* Start Material for this task *
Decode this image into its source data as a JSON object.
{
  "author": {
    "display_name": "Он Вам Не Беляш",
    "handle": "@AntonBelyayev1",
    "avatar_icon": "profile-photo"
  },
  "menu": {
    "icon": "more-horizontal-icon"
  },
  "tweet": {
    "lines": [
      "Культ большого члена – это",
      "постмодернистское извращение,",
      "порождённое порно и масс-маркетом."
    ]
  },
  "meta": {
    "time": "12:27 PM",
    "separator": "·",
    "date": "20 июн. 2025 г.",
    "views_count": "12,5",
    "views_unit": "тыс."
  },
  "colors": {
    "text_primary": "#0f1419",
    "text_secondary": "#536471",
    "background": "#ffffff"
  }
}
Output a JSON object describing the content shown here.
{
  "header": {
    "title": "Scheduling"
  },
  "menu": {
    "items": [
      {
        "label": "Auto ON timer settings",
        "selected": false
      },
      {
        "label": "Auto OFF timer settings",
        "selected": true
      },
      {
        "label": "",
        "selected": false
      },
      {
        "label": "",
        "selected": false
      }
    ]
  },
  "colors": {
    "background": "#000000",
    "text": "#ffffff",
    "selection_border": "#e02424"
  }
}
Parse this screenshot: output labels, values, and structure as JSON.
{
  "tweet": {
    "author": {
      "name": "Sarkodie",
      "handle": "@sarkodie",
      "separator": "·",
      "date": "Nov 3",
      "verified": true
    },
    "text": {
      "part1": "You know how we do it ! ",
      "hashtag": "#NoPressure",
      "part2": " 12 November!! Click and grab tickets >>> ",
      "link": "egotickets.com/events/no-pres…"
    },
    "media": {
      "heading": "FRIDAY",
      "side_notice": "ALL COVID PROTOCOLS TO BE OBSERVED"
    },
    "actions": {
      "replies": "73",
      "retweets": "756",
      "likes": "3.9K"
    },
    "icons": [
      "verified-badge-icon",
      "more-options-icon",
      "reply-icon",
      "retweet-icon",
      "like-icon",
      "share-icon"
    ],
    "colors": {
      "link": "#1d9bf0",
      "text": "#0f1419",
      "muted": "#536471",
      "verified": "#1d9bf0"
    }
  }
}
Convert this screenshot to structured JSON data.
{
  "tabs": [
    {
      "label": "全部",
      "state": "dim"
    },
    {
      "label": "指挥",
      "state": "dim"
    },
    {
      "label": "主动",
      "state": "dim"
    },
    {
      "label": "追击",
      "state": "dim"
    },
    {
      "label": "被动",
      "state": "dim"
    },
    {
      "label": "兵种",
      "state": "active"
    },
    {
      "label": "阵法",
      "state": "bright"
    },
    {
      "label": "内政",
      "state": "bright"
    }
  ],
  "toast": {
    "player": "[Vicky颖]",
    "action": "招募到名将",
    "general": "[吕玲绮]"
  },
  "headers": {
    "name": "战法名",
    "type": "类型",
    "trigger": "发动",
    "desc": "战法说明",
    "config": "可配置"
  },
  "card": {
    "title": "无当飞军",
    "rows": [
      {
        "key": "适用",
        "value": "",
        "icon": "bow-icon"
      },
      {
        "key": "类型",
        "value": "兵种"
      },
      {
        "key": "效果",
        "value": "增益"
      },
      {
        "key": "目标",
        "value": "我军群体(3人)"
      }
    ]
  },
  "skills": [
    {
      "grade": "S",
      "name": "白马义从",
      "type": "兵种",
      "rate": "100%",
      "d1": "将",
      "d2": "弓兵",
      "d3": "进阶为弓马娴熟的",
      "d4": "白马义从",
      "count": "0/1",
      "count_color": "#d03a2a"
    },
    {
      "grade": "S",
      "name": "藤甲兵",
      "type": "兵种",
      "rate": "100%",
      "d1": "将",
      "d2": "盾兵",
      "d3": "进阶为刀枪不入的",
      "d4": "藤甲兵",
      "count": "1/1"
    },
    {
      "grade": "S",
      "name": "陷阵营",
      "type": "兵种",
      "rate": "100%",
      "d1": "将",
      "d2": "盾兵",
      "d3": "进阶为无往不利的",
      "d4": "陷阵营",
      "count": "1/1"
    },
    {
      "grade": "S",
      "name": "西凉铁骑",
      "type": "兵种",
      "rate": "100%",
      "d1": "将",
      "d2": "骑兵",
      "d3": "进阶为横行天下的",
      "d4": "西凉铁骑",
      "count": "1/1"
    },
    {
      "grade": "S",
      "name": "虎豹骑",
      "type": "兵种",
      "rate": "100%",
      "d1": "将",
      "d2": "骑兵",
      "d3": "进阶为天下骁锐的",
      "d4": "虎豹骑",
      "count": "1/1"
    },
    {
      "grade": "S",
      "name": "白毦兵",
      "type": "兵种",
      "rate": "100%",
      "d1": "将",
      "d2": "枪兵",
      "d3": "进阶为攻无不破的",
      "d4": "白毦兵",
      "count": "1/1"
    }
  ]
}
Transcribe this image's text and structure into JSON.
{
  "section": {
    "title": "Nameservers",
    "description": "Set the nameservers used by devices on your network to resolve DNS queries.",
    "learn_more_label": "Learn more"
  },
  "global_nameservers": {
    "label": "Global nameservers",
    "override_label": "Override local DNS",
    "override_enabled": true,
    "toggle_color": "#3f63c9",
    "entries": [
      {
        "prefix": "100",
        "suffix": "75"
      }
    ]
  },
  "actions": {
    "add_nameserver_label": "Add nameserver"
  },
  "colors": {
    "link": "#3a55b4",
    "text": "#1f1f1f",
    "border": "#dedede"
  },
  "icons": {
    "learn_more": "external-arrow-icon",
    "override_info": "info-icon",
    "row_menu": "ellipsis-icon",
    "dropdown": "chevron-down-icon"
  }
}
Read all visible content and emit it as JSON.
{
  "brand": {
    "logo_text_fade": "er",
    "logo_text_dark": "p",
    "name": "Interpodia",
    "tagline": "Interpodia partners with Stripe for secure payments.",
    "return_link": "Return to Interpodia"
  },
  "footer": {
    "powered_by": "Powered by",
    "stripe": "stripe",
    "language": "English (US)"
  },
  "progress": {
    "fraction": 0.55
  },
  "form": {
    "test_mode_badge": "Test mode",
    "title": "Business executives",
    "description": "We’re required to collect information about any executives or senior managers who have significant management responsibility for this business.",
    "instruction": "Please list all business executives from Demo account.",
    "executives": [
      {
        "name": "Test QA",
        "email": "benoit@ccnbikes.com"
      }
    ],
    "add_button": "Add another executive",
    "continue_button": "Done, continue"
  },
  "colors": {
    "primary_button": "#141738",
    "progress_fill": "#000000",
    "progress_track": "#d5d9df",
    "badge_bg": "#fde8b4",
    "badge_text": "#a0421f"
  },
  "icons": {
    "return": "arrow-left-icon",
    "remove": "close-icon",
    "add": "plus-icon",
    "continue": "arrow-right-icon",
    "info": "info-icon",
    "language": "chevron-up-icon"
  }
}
* End Material for this task *
- [Task description]: Return every line exactly.

- [Written response]:
Decode this image into its source data as a JSON object.
{
  "author": {
    "display_name": "Он Вам Не Беляш",
    "handle": "@AntonBelyayev1",
    "avatar_icon": "profile-photo"
  },
  "menu": {
    "icon": "more-horizontal-icon"
  },
  "tweet": {
    "lines": [
      "Культ большого члена – это",
      "постмодернистское извращение,",
      "порождённое порно и масс-маркетом."
    ]
  },
  "meta": {
    "time": "12:27 PM",
    "separator": "·",
    "date": "20 июн. 2025 г.",
    "views_count": "12,5",
    "views_unit": "тыс."
  },
  "colors": {
    "text_primary": "#0f1419",
    "text_secondary": "#536471",
    "background": "#ffffff"
  }
}
Output a JSON object describing the content shown here.
{
  "header": {
    "title": "Scheduling"
  },
  "menu": {
    "items": [
      {
        "label": "Auto ON timer settings",
        "selected": false
      },
      {
        "label": "Auto OFF timer settings",
        "selected": true
      },
      {
        "label": "",
        "selected": false
      },
      {
        "label": "",
        "selected": false
      }
    ]
  },
  "colors": {
    "background": "#000000",
    "text": "#ffffff",
    "selection_border": "#e02424"
  }
}
Parse this screenshot: output labels, values, and structure as JSON.
{
  "tweet": {
    "author": {
      "name": "Sarkodie",
      "handle": "@sarkodie",
      "separator": "·",
      "date": "Nov 3",
      "verified": true
    },
    "text": {
      "part1": "You know how we do it ! ",
      "hashtag": "#NoPressure",
      "part2": " 12 November!! Click and grab tickets >>> ",
      "link": "egotickets.com/events/no-pres…"
    },
    "media": {
      "heading": "FRIDAY",
      "side_notice": "ALL COVID PROTOCOLS TO BE OBSERVED"
    },
    "actions": {
      "replies": "73",
      "retweets": "756",
      "likes": "3.9K"
    },
    "icons": [
      "verified-badge-icon",
      "more-options-icon",
      "reply-icon",
      "retweet-icon",
      "like-icon",
      "share-icon"
    ],
    "colors": {
      "link": "#1d9bf0",
      "text": "#0f1419",
      "muted": "#536471",
      "verified": "#1d9bf0"
    }
  }
}
Convert this screenshot to structured JSON data.
{
  "tabs": [
    {
      "label": "全部",
      "state": "dim"
    },
    {
      "label": "指挥",
      "state": "dim"
    },
    {
      "label": "主动",
      "state": "dim"
    },
    {
      "label": "追击",
      "state": "dim"
    },
    {
      "label": "被动",
      "state": "dim"
    },
    {
      "label": "兵种",
      "state": "active"
    },
    {
      "label": "阵法",
      "state": "bright"
    },
    {
      "label": "内政",
      "state": "bright"
    }
  ],
  "toast": {
    "player": "[Vicky颖]",
    "action": "招募到名将",
    "general": "[吕玲绮]"
  },
  "headers": {
    "name": "战法名",
    "type": "类型",
    "trigger": "发动",
    "desc": "战法说明",
    "config": "可配置"
  },
  "card": {
    "title": "无当飞军",
    "rows": [
      {
        "key": "适用",
        "value": "",
        "icon": "bow-icon"
      },
      {
        "key": "类型",
        "value": "兵种"
      },
      {
        "key": "效果",
        "value": "增益"
      },
      {
        "key": "目标",
        "value": "我军群体(3人)"
      }
    ]
  },
  "skills": [
    {
      "grade": "S",
      "name": "白马义从",
      "type": "兵种",
      "rate": "100%",
      "d1": "将",
      "d2": "弓兵",
      "d3": "进阶为弓马娴熟的",
      "d4": "白马义从",
      "count": "0/1",
      "count_color": "#d03a2a"
    },
    {
      "grade": "S",
      "name": "藤甲兵",
      "type": "兵种",
      "rate": "100%",
      "d1": "将",
      "d2": "盾兵",
      "d3": "进阶为刀枪不入的",
      "d4": "藤甲兵",
      "count": "1/1"
    },
    {
      "grade": "S",
      "name": "陷阵营",
      "type": "兵种",
      "rate": "100%",
      "d1": "将",
      "d2": "盾兵",
      "d3": "进阶为无往不利的",
      "d4": "陷阵营",
      "count": "1/1"
    },
    {
      "grade": "S",
      "name": "西凉铁骑",
      "type": "兵种",
      "rate": "100%",
      "d1": "将",
      "d2": "骑兵",
      "d3": "进阶为横行天下的",
      "d4": "西凉铁骑",
      "count": "1/1"
    },
    {
      "grade": "S",
      "name": "虎豹骑",
      "type": "兵种",
      "rate": "100%",
      "d1": "将",
      "d2": "骑兵",
      "d3": "进阶为天下骁锐的",
      "d4": "虎豹骑",
      "count": "1/1"
    },
    {
      "grade": "S",
      "name": "白毦兵",
      "type": "兵种",
      "rate": "100%",
      "d1": "将",
      "d2": "枪兵",
      "d3": "进阶为攻无不破的",
      "d4": "白毦兵",
      "count": "1/1"
    }
  ]
}
Transcribe this image's text and structure into JSON.
{
  "section": {
    "title": "Nameservers",
    "description": "Set the nameservers used by devices on your network to resolve DNS queries.",
    "learn_more_label": "Learn more"
  },
  "global_nameservers": {
    "label": "Global nameservers",
    "override_label": "Override local DNS",
    "override_enabled": true,
    "toggle_color": "#3f63c9",
    "entries": [
      {
        "prefix": "100",
        "suffix": "75"
      }
    ]
  },
  "actions": {
    "add_nameserver_label": "Add nameserver"
  },
  "colors": {
    "link": "#3a55b4",
    "text": "#1f1f1f",
    "border": "#dedede"
  },
  "icons": {
    "learn_more": "external-arrow-icon",
    "override_info": "info-icon",
    "row_menu": "ellipsis-icon",
    "dropdown": "chevron-down-icon"
  }
}
Read all visible content and emit it as JSON.
{
  "brand": {
    "logo_text_fade": "er",
    "logo_text_dark": "p",
    "name": "Interpodia",
    "tagline": "Interpodia partners with Stripe for secure payments.",
    "return_link": "Return to Interpodia"
  },
  "footer": {
    "powered_by": "Powered by",
    "stripe": "stripe",
    "language": "English (US)"
  },
  "progress": {
    "fraction": 0.55
  },
  "form": {
    "test_mode_badge": "Test mode",
    "title": "Business executives",
    "description": "We’re required to collect information about any executives or senior managers who have significant management responsibility for this business.",
    "instruction": "Please list all business executives from Demo account.",
    "executives": [
      {
        "name": "Test QA",
        "email": "benoit@ccnbikes.com"
      }
    ],
    "add_button": "Add another executive",
    "continue_button": "Done, continue"
  },
  "colors": {
    "primary_button": "#141738",
    "progress_fill": "#000000",
    "progress_track": "#d5d9df",
    "badge_bg": "#fde8b4",
    "badge_text": "#a0421f"
  },
  "icons": {
    "return": "arrow-left-icon",
    "remove": "close-icon",
    "add": "plus-icon",
    "continue": "arrow-right-icon",
    "info": "info-icon",
    "language": "chevron-up-icon"
  }
}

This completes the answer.